## Saved data entries
-=-=-

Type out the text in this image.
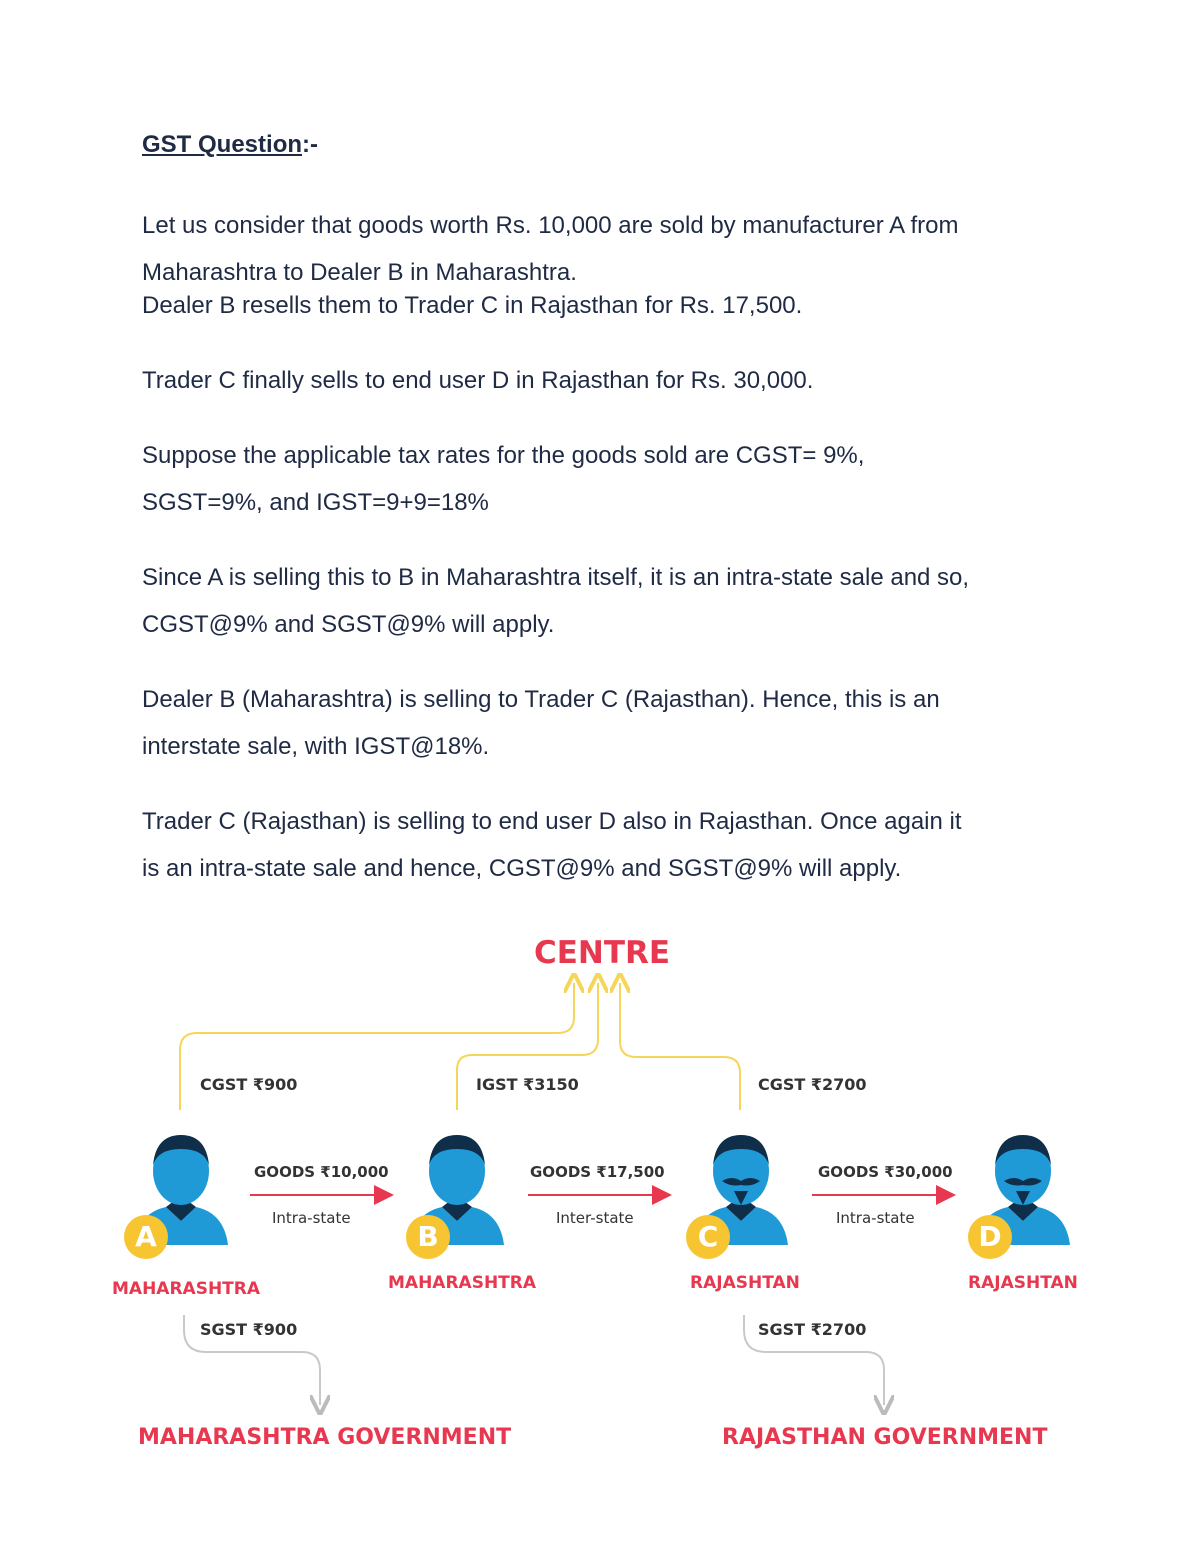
GST Question:-

Let us consider that goods worth Rs. 10,000 are sold by manufacturer A from

Maharashtra to Dealer B in Maharashtra.

Dealer B resells them to Trader C in Rajasthan for Rs. 17,500.

Trader C finally sells to end user D in Rajasthan for Rs. 30,000.

Suppose the applicable tax rates for the goods sold are CGST= 9%,

SGST=9%, and IGST=9+9=18%

Since A is selling this to B in Maharashtra itself, it is an intra-state sale and so,

CGST@9% and SGST@9% will apply.

Dealer B (Maharashtra) is selling to Trader C (Rajasthan). Hence, this is an

interstate sale, with IGST@18%.

Trader C (Rajasthan) is selling to end user D also in Rajasthan. Once again it

is an intra-state sale and hence, CGST@9% and SGST@9% will apply.

CENTRE
CGST ₹900	IGST ₹3150	CGST ₹2700
GOODS ₹10,000
Intra-state
GOODS ₹17,500
Inter-state
GOODS ₹30,000
Intra-state
A	B	C	D
MAHARASHTRA	MAHARASHTRA	RAJASHTAN	RAJASHTAN
SGST ₹900	SGST ₹2700
MAHARASHTRA GOVERNMENT	RAJASTHAN GOVERNMENT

-=-=-

## Written exercise
All of the material above is to be copied exactly, except for its images.

## Result of this task
Type out the text in this image.
GST Question:-

Let us consider that goods worth Rs. 10,000 are sold by manufacturer A from

Maharashtra to Dealer B in Maharashtra.

Dealer B resells them to Trader C in Rajasthan for Rs. 17,500.

Trader C finally sells to end user D in Rajasthan for Rs. 30,000.

Suppose the applicable tax rates for the goods sold are CGST= 9%,

SGST=9%, and IGST=9+9=18%

Since A is selling this to B in Maharashtra itself, it is an intra-state sale and so,

CGST@9% and SGST@9% will apply.

Dealer B (Maharashtra) is selling to Trader C (Rajasthan). Hence, this is an

interstate sale, with IGST@18%.

Trader C (Rajasthan) is selling to end user D also in Rajasthan. Once again it

is an intra-state sale and hence, CGST@9% and SGST@9% will apply.

CENTRE
CGST ₹900	IGST ₹3150	CGST ₹2700
GOODS ₹10,000
Intra-state
GOODS ₹17,500
Inter-state
GOODS ₹30,000
Intra-state
A	B	C	D
MAHARASHTRA	MAHARASHTRA	RAJASHTAN	RAJASHTAN
SGST ₹900	SGST ₹2700
MAHARASHTRA GOVERNMENT	RAJASTHAN GOVERNMENT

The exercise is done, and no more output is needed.